__Exercise goal__:
Output the records exactly as they appear, with no pictures included.

__Dataset records__:

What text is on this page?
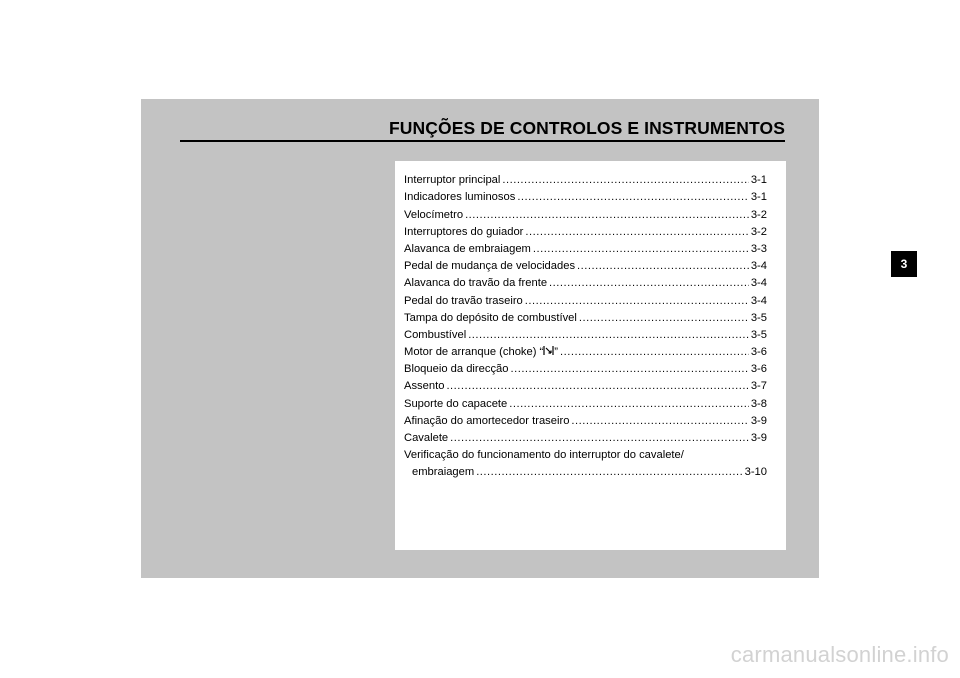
FUNÇÕES DE CONTROLOS E INSTRUMENTOS
Interruptor principal .....	3-1
Indicadores luminosos .....	3-1
Velocímetro .....	3-2
Interruptores do guiador .....	3-2
Alavanca de embraiagem .....	3-3
Pedal de mudança de velocidades .....	3-4
Alavanca do travão da frente .....	3-4
Pedal do travão traseiro .....	3-4
Tampa do depósito de combustível .....	3-5
Combustível .....	3-5
Motor de arranque (choke) “ ” .....	3-6
Bloqueio da direcção .....	3-6
Assento .....	3-7
Suporte do capacete .....	3-8
Afinação do amortecedor traseiro .....	3-9
Cavalete .....	3-9
Verificação do funcionamento do interruptor do cavalete/
embraiagem .....	3-10
3
carmanualsonline.info
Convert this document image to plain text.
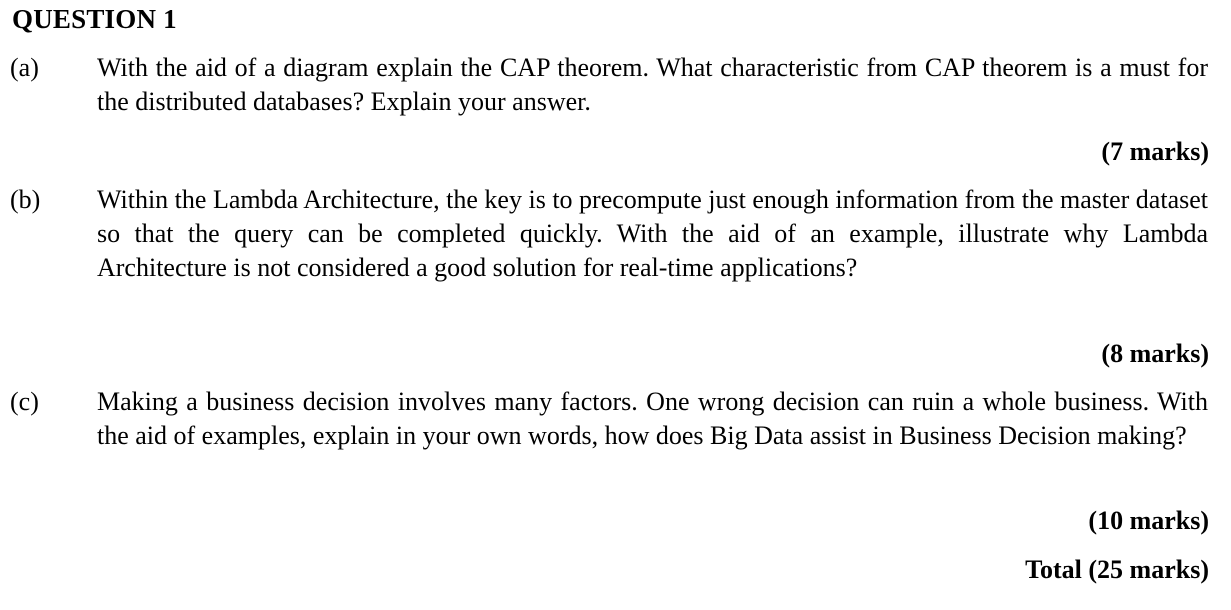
QUESTION 1
(a) With the aid of a diagram explain the CAP theorem. What characteristic from CAP theorem is a must for the distributed databases? Explain your answer.
(7 marks)
(b) Within the Lambda Architecture, the key is to precompute just enough information from the master dataset so that the query can be completed quickly. With the aid of an example, illustrate why Lambda Architecture is not considered a good solution for real-time applications?
(8 marks)
(c) Making a business decision involves many factors. One wrong decision can ruin a whole business. With the aid of examples, explain in your own words, how does Big Data assist in Business Decision making?
(10 marks)
Total (25 marks)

__Exercise response__:
What text is on this page?
FUNÇÕES DE CONTROLOS E INSTRUMENTOS
Interruptor principal .....	3-1
Indicadores luminosos .....	3-1
Velocímetro .....	3-2
Interruptores do guiador .....	3-2
Alavanca de embraiagem .....	3-3
Pedal de mudança de velocidades .....	3-4
Alavanca do travão da frente .....	3-4
Pedal do travão traseiro .....	3-4
Tampa do depósito de combustível .....	3-5
Combustível .....	3-5
Motor de arranque (choke) “ ” .....	3-6
Bloqueio da direcção .....	3-6
Assento .....	3-7
Suporte do capacete .....	3-8
Afinação do amortecedor traseiro .....	3-9
Cavalete .....	3-9
Verificação do funcionamento do interruptor do cavalete/
embraiagem .....	3-10
3
carmanualsonline.info
Convert this document image to plain text.
QUESTION 1
(a) With the aid of a diagram explain the CAP theorem. What characteristic from CAP theorem is a must for the distributed databases? Explain your answer.
(7 marks)
(b) Within the Lambda Architecture, the key is to precompute just enough information from the master dataset so that the query can be completed quickly. With the aid of an example, illustrate why Lambda Architecture is not considered a good solution for real-time applications?
(8 marks)
(c) Making a business decision involves many factors. One wrong decision can ruin a whole business. With the aid of examples, explain in your own words, how does Big Data assist in Business Decision making?
(10 marks)
Total (25 marks)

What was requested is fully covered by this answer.